▶ [Task goal]
From the listing, collect all lines containing the word "number".

Collected data entries:
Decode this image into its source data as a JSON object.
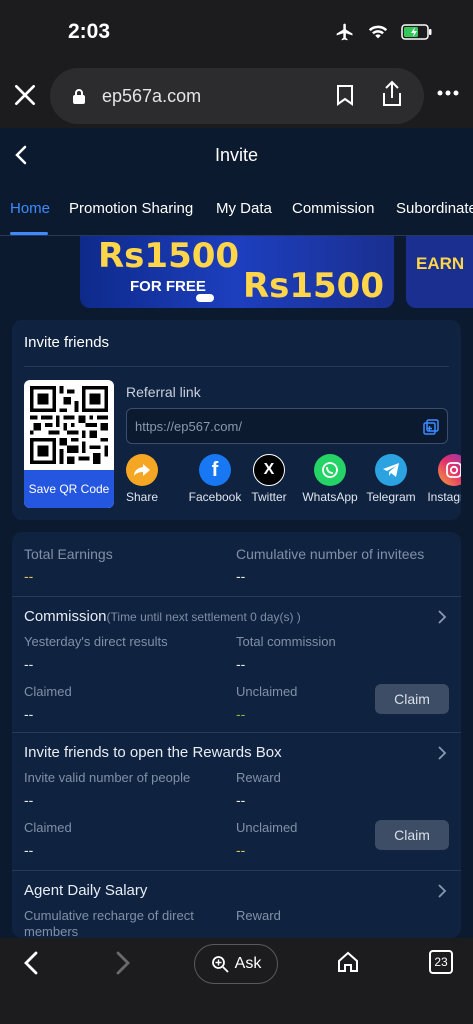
{
  "status": {
    "time": "2:03"
  },
  "browser": {
    "url": "ep567a.com"
  },
  "app": {
    "title": "Invite",
    "tabs": [
      "Home",
      "Promotion Sharing",
      "My Data",
      "Commission",
      "Subordinate"
    ],
    "banner": {
      "amount_top": "Rs1500",
      "free_text": "FOR FREE",
      "amount_bottom": "Rs1500",
      "side_text": "EARN"
    }
  },
  "invite": {
    "title": "Invite friends",
    "save_qr": "Save QR Code",
    "referral_label": "Referral link",
    "referral_url": "https://ep567.com/",
    "social": [
      "Share",
      "Facebook",
      "Twitter",
      "WhatsApp",
      "Telegram",
      "Instagram"
    ]
  },
  "stats": {
    "total_earnings_label": "Total Earnings",
    "total_earnings_value": "--",
    "invitees_label": "Cumulative number of invitees",
    "invitees_value": "--",
    "commission": {
      "title": "Commission",
      "note": "(Time until next settlement 0 day(s) )",
      "yesterday_label": "Yesterday's direct results",
      "yesterday_value": "--",
      "total_label": "Total commission",
      "total_value": "--",
      "claimed_label": "Claimed",
      "claimed_value": "--",
      "unclaimed_label": "Unclaimed",
      "unclaimed_value": "--",
      "claim_btn": "Claim"
    },
    "rewards_box": {
      "title": "Invite friends to open the Rewards Box",
      "valid_label": "Invite valid number of people",
      "valid_value": "--",
      "reward_label": "Reward",
      "reward_value": "--",
      "claimed_label": "Claimed",
      "claimed_value": "--",
      "unclaimed_label": "Unclaimed",
      "unclaimed_value": "--",
      "claim_btn": "Claim"
    },
    "agent_salary": {
      "title": "Agent Daily Salary",
      "recharge_label": "Cumulative recharge of direct members",
      "reward_label": "Reward",
      "reward_value": "--"
    }
  },
  "bottom": {
    "ask": "Ask",
    "tab_count": "23"
  },
  "colors": {
    "accent": "#3d8bff",
    "bg": "#0b1a2f",
    "card": "#0f2240",
    "value_gold": "#e0c060",
    "value_green": "#7fbf3a"
  }
}
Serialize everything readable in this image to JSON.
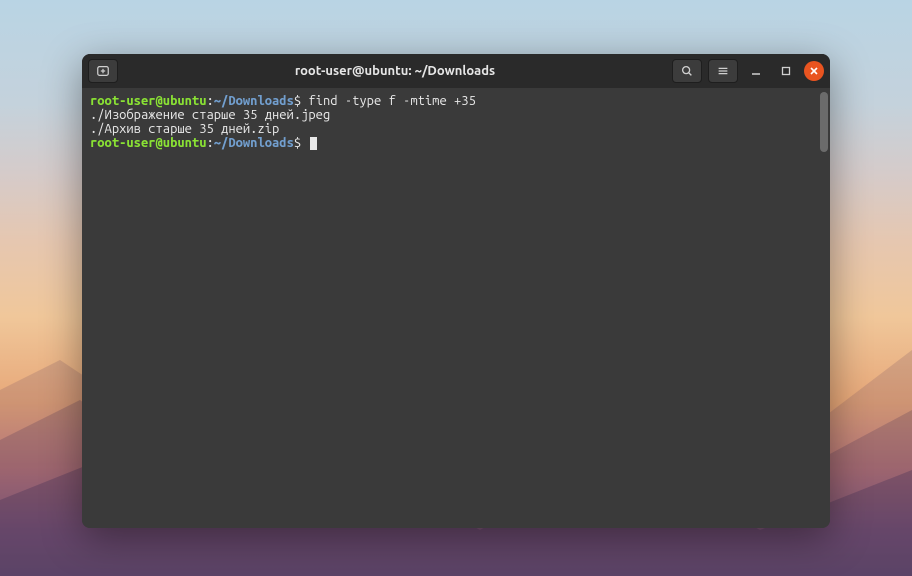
{
  "titlebar": {
    "title": "root-user@ubuntu: ~/Downloads",
    "icons": {
      "new_tab": "new-tab-icon",
      "search": "search-icon",
      "menu": "hamburger-icon",
      "minimize": "minimize-icon",
      "maximize": "maximize-icon",
      "close": "close-icon"
    }
  },
  "prompt": {
    "user_host": "root-user@ubuntu",
    "colon": ":",
    "path": "~/Downloads",
    "symbol": "$"
  },
  "lines": {
    "0": {
      "command": " find -type f -mtime +35"
    },
    "1": {
      "text": "./Изображение старше 35 дней.jpeg"
    },
    "2": {
      "text": "./Архив старше 35 дней.zip"
    },
    "3": {
      "command": " "
    }
  }
}
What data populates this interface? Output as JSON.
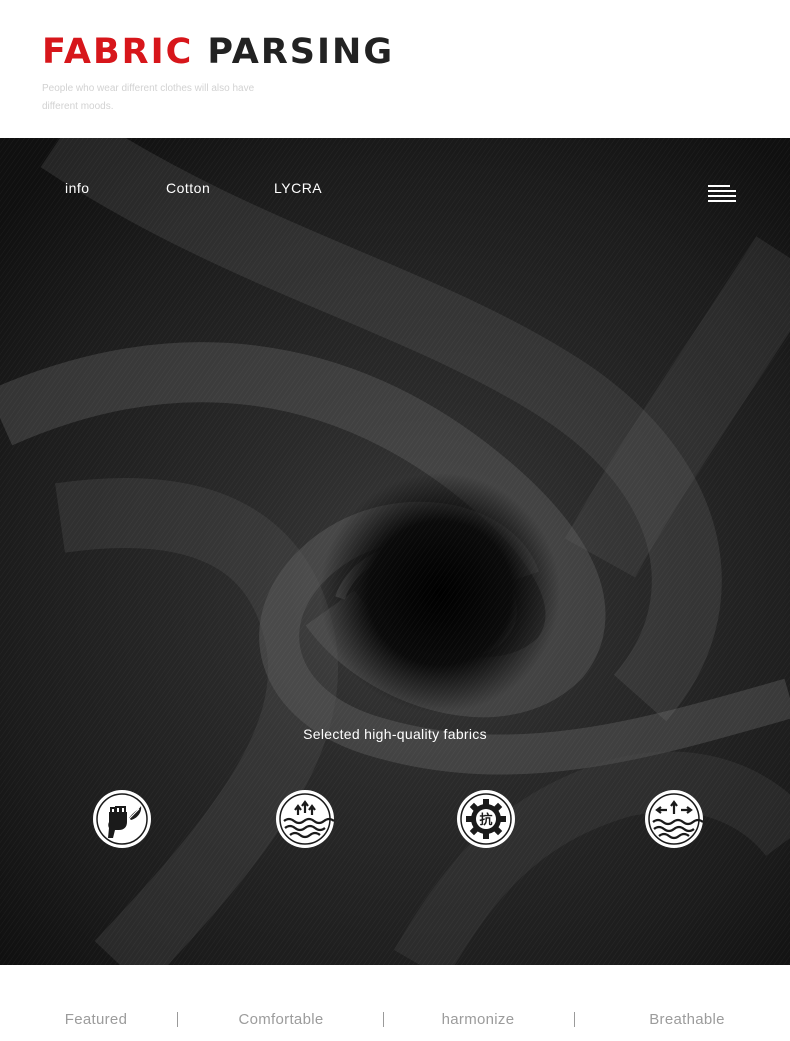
{
  "header": {
    "title_red": "FABRIC",
    "title_dark": "PARSING",
    "subtitle": "People who wear different clothes will also have different moods."
  },
  "nav": {
    "items": [
      "info",
      "Cotton",
      "LYCRA"
    ],
    "menu_icon": "hamburger-menu-icon"
  },
  "main": {
    "tagline": "Selected high-quality fabrics",
    "features": [
      {
        "icon": "fist-leaf-icon"
      },
      {
        "icon": "arrows-water-icon"
      },
      {
        "icon": "anti-gear-icon",
        "glyph": "抗"
      },
      {
        "icon": "breathable-water-icon"
      }
    ]
  },
  "footer": {
    "items": [
      "Featured",
      "Comfortable",
      "harmonize",
      "Breathable"
    ]
  },
  "colors": {
    "accent_red": "#d7161b",
    "title_dark": "#222222",
    "fabric_black": "#1b1b1b",
    "footer_text": "#9c9c9c"
  }
}
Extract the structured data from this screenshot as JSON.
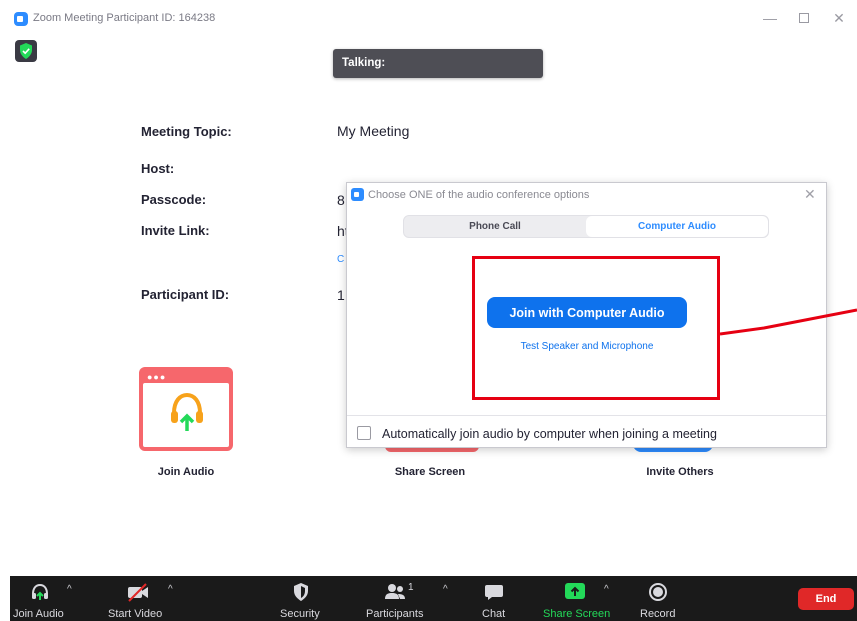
{
  "window": {
    "title": "Zoom Meeting Participant ID: 164238",
    "controls": {
      "minimize": "—",
      "close": "✕"
    }
  },
  "talking_indicator": {
    "label": "Talking:"
  },
  "meeting_info": {
    "topic_label": "Meeting Topic:",
    "topic_value": "My Meeting",
    "host_label": "Host:",
    "passcode_label": "Passcode:",
    "passcode_value_visible": "8",
    "invite_link_label": "Invite Link:",
    "invite_link_value_visible": "ht",
    "copy_link_visible": "C",
    "participant_id_label": "Participant ID:",
    "participant_id_value_visible": "1"
  },
  "tiles": [
    {
      "label": "Join Audio",
      "icon": "headphones-icon"
    },
    {
      "label": "Share Screen",
      "icon": "share-screen-icon"
    },
    {
      "label": "Invite Others",
      "icon": "invite-icon"
    }
  ],
  "audio_dialog": {
    "title": "Choose ONE of the audio conference options",
    "close_icon": "✕",
    "tabs": [
      {
        "label": "Phone Call",
        "selected": false
      },
      {
        "label": "Computer Audio",
        "selected": true
      }
    ],
    "join_button_label": "Join with Computer Audio",
    "test_link_label": "Test Speaker and Microphone",
    "auto_join_label": "Automatically join audio by computer when joining a meeting",
    "auto_join_checked": false
  },
  "annotation": {
    "highlight_color": "#e60012"
  },
  "toolbar": {
    "join_audio": "Join Audio",
    "start_video": "Start Video",
    "security": "Security",
    "participants": "Participants",
    "participants_count": "1",
    "chat": "Chat",
    "share_screen": "Share Screen",
    "record": "Record",
    "end": "End",
    "caret": "^"
  },
  "colors": {
    "zoom_blue": "#2D8CFF",
    "button_blue": "#0e72ed",
    "share_green": "#23d959",
    "end_red": "#e02828",
    "tile_red": "#f6676c"
  }
}
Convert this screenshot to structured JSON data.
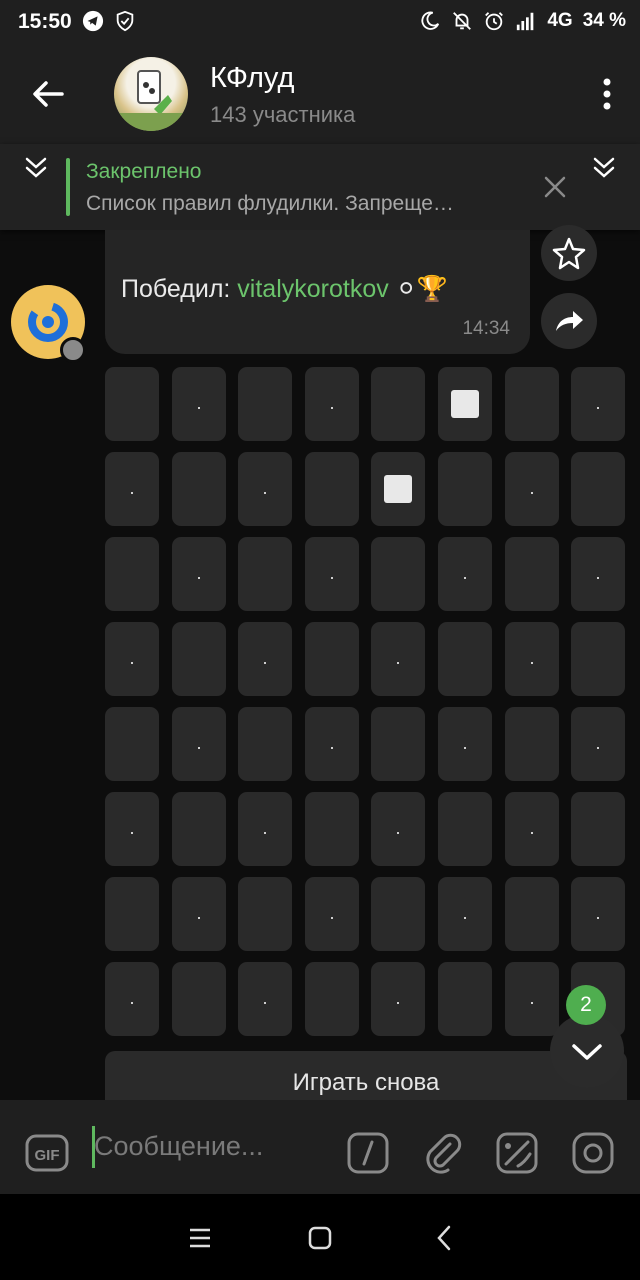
{
  "status_bar": {
    "time": "15:50",
    "network": "4G",
    "battery": "34 %",
    "icons": [
      "telegram-icon",
      "shield-check-icon",
      "moon-icon",
      "bell-off-icon",
      "alarm-icon",
      "signal-icon"
    ]
  },
  "header": {
    "title": "КФлуд",
    "subtitle": "143 участника"
  },
  "pinned": {
    "title": "Закреплено",
    "text": "Список правил флудилки.  Запреще…"
  },
  "message": {
    "text_prefix": "Победил: ",
    "winner": "vitalykorotkov",
    "emoji": "⚪🏆",
    "time": "14:34"
  },
  "game_grid": {
    "rows": [
      [
        "",
        ".",
        "",
        ".",
        "",
        "sq",
        "",
        "."
      ],
      [
        ".",
        "",
        ".",
        "",
        "sq",
        "",
        ".",
        ""
      ],
      [
        "",
        ".",
        "",
        ".",
        "",
        ".",
        "",
        "."
      ],
      [
        ".",
        "",
        ".",
        "",
        ".",
        "",
        ".",
        ""
      ],
      [
        "",
        ".",
        "",
        ".",
        "",
        ".",
        "",
        "."
      ],
      [
        ".",
        "",
        ".",
        "",
        ".",
        "",
        ".",
        ""
      ],
      [
        "",
        ".",
        "",
        ".",
        "",
        ".",
        "",
        "."
      ],
      [
        ".",
        "",
        ".",
        "",
        ".",
        "",
        ".",
        ""
      ]
    ]
  },
  "play_again_label": "Играть снова",
  "unread_count": "2",
  "input": {
    "placeholder": "Сообщение...",
    "gif_label": "GIF"
  },
  "colors": {
    "accent_green": "#5fb95f",
    "bubble": "#252525",
    "cell": "#2a2a2a"
  }
}
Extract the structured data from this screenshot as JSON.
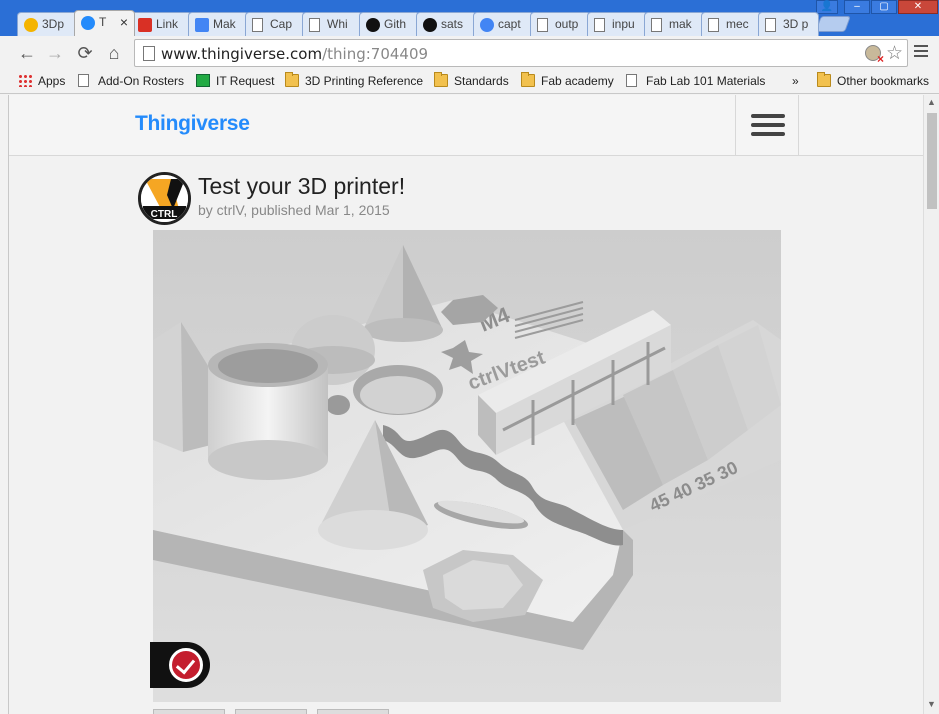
{
  "browser": {
    "tabs": [
      {
        "label": "3Dp",
        "icon": "google-drive-icon",
        "color": "#f4b400"
      },
      {
        "label": "T",
        "icon": "thingiverse-icon",
        "color": "#248bfb",
        "active": true
      },
      {
        "label": "Link",
        "icon": "gmail-icon",
        "color": "#d93025"
      },
      {
        "label": "Mak",
        "icon": "docs-icon",
        "color": "#4285f4"
      },
      {
        "label": "Cap",
        "icon": "page-icon",
        "color": "#777"
      },
      {
        "label": "Whi",
        "icon": "page-icon",
        "color": "#777"
      },
      {
        "label": "Gith",
        "icon": "github-icon",
        "color": "#111"
      },
      {
        "label": "sats",
        "icon": "github-icon",
        "color": "#111"
      },
      {
        "label": "capt",
        "icon": "google-icon",
        "color": "#4285f4"
      },
      {
        "label": "outp",
        "icon": "page-icon",
        "color": "#777"
      },
      {
        "label": "inpu",
        "icon": "page-icon",
        "color": "#777"
      },
      {
        "label": "mak",
        "icon": "page-icon",
        "color": "#777"
      },
      {
        "label": "mec",
        "icon": "page-icon",
        "color": "#777"
      },
      {
        "label": "3D p",
        "icon": "page-icon",
        "color": "#777"
      }
    ],
    "tab_close": "×",
    "url_host": "www.thingiverse.com",
    "url_path": "/thing:704409",
    "nav": {
      "back": "←",
      "forward": "→",
      "reload": "⟳",
      "home": "⌂"
    },
    "bookmarks": [
      {
        "label": "Apps",
        "type": "apps"
      },
      {
        "label": "Add-On Rosters",
        "type": "doc"
      },
      {
        "label": "IT Request",
        "type": "site"
      },
      {
        "label": "3D Printing Reference",
        "type": "folder"
      },
      {
        "label": "Standards",
        "type": "folder"
      },
      {
        "label": "Fab academy",
        "type": "folder"
      },
      {
        "label": "Fab Lab 101 Materials",
        "type": "doc"
      }
    ],
    "bookmarks_overflow": "»",
    "other_bookmarks": "Other bookmarks"
  },
  "site": {
    "logo": "Thingiverse",
    "accent": "#248bfb"
  },
  "thing": {
    "title": "Test your 3D printer!",
    "byline": "by ctrlV, published Mar 1, 2015",
    "avatar_text": "CTRL",
    "render_labels": {
      "m4": "M4",
      "ctrlv": "ctrlVtest",
      "angles": "45 40 35 30"
    }
  }
}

▶ [Expected answer]
    "invitees_label": "Cumulative number of invitees",
      "valid_label": "Invite valid number of people",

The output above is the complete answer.